** GIVEN INSTRUCTION **
Leave out the pictures and return every entry exactly as it appears.

** RECORDS FOR THE TASK **
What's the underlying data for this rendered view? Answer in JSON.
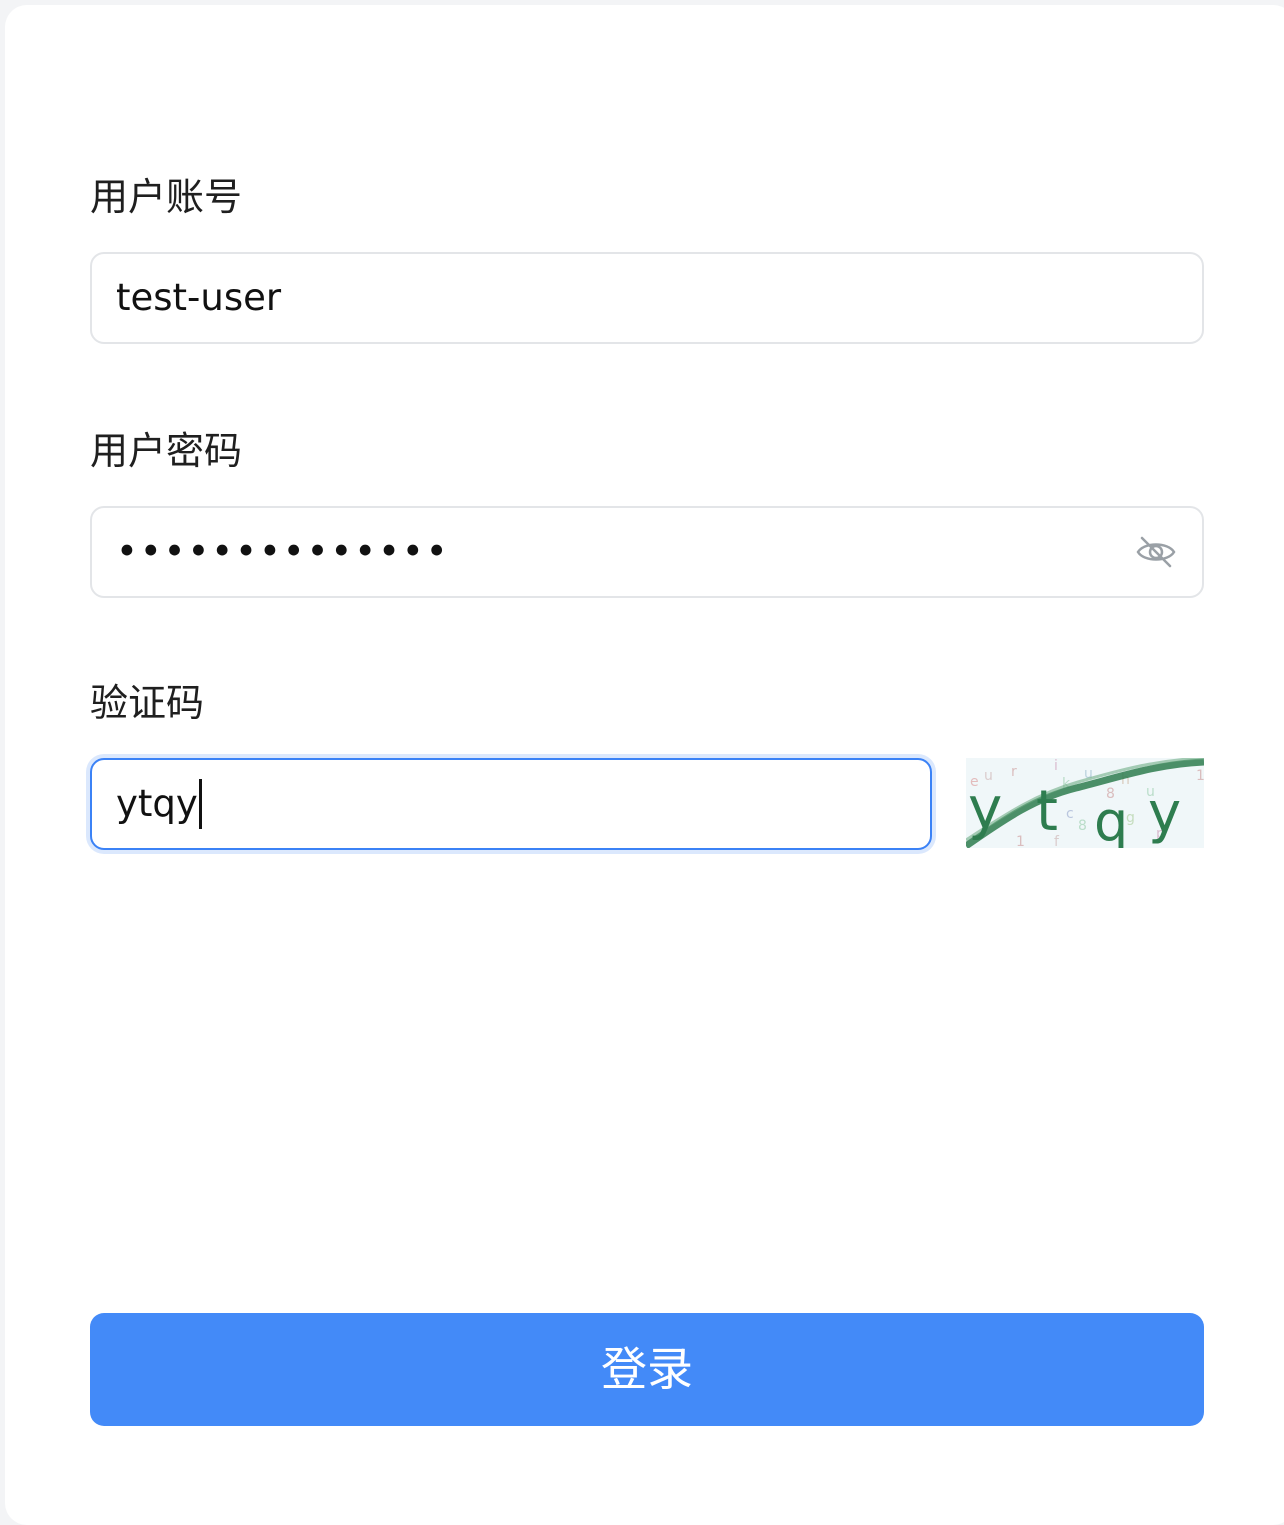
{
  "form": {
    "username": {
      "label": "用户账号",
      "value": "test-user"
    },
    "password": {
      "label": "用户密码",
      "masked_value": "••••••••••••••",
      "toggle_icon": "eye-off-icon"
    },
    "captcha": {
      "label": "验证码",
      "value": "ytqy",
      "image_text": "ytqy"
    },
    "submit_label": "登录"
  },
  "colors": {
    "primary": "#438af8",
    "focus_border": "#3b82f6",
    "captcha_glyph": "#2e7d4f"
  }
}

** EXERCISE OUTPUT **
What's the underlying data for this rendered view? Answer in JSON.
{
  "form": {
    "username": {
      "label": "用户账号",
      "value": "test-user"
    },
    "password": {
      "label": "用户密码",
      "masked_value": "••••••••••••••",
      "toggle_icon": "eye-off-icon"
    },
    "captcha": {
      "label": "验证码",
      "value": "ytqy",
      "image_text": "ytqy"
    },
    "submit_label": "登录"
  },
  "colors": {
    "primary": "#438af8",
    "focus_border": "#3b82f6",
    "captcha_glyph": "#2e7d4f"
  }
}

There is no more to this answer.